(TO BE DONE): Using the records provided below, locate and copy each line that contains the word "text".

** Begin **

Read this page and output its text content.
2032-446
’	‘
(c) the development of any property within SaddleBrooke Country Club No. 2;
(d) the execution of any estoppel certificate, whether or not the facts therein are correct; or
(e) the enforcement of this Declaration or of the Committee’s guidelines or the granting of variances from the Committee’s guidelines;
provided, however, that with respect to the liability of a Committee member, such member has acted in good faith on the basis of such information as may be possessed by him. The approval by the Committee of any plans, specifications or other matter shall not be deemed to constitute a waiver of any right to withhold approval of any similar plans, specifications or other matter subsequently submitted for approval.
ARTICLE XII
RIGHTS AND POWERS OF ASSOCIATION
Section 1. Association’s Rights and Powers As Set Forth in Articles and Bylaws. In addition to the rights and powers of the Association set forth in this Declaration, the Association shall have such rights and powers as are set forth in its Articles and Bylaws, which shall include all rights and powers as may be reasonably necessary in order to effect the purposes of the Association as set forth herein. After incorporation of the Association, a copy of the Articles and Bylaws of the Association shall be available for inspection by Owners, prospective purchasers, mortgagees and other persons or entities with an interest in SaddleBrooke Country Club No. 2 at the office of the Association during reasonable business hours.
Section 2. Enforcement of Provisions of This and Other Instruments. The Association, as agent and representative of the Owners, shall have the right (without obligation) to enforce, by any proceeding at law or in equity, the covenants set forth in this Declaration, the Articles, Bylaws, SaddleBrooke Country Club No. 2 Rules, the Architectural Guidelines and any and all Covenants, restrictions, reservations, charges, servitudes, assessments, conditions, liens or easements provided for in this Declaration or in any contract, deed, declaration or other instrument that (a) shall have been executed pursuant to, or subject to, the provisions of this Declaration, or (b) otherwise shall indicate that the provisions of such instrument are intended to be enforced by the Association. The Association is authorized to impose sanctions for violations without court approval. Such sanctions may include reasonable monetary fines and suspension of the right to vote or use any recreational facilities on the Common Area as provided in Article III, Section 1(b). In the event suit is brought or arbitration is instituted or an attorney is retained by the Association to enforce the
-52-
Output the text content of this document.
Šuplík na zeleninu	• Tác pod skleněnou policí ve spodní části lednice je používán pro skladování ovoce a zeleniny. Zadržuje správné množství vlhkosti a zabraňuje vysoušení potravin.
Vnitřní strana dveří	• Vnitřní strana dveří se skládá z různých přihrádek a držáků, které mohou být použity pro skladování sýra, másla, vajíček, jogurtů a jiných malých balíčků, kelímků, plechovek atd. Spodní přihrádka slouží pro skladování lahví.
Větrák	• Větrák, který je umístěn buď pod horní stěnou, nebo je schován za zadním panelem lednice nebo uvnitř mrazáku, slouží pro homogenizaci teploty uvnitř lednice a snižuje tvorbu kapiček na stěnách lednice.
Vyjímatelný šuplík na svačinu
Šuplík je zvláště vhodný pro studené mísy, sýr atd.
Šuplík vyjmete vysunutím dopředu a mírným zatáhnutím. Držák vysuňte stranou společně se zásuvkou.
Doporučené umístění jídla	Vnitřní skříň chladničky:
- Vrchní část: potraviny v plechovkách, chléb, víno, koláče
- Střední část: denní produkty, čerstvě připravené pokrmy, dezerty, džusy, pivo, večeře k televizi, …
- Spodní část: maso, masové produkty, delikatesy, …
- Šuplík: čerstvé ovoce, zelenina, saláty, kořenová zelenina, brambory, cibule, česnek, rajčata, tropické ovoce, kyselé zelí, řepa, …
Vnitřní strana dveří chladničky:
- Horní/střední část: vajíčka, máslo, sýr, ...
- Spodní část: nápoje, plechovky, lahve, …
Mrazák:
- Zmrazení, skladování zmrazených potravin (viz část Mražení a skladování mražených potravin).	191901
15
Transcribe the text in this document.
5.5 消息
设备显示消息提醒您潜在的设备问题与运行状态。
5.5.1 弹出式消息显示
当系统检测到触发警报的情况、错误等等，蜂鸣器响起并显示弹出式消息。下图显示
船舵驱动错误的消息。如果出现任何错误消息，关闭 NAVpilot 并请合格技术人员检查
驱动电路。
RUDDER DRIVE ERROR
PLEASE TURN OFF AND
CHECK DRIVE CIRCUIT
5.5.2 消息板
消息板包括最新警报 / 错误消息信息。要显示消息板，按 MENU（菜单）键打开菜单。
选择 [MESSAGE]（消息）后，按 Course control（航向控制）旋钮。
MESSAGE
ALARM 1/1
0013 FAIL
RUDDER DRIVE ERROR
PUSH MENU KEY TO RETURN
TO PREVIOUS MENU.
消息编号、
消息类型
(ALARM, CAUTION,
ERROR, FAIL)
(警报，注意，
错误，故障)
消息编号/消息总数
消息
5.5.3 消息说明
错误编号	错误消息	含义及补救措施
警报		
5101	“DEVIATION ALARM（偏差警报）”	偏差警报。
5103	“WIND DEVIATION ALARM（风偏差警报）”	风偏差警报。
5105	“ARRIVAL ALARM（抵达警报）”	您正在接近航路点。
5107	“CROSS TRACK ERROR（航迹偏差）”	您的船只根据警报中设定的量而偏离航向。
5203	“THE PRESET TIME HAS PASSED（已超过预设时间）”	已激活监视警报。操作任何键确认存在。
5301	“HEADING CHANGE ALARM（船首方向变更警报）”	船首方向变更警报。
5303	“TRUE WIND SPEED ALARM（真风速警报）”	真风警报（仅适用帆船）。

** End **

(CORRECT ANSWER):
Read this page and output its text content.
Output the text content of this document.
Transcribe the text in this document.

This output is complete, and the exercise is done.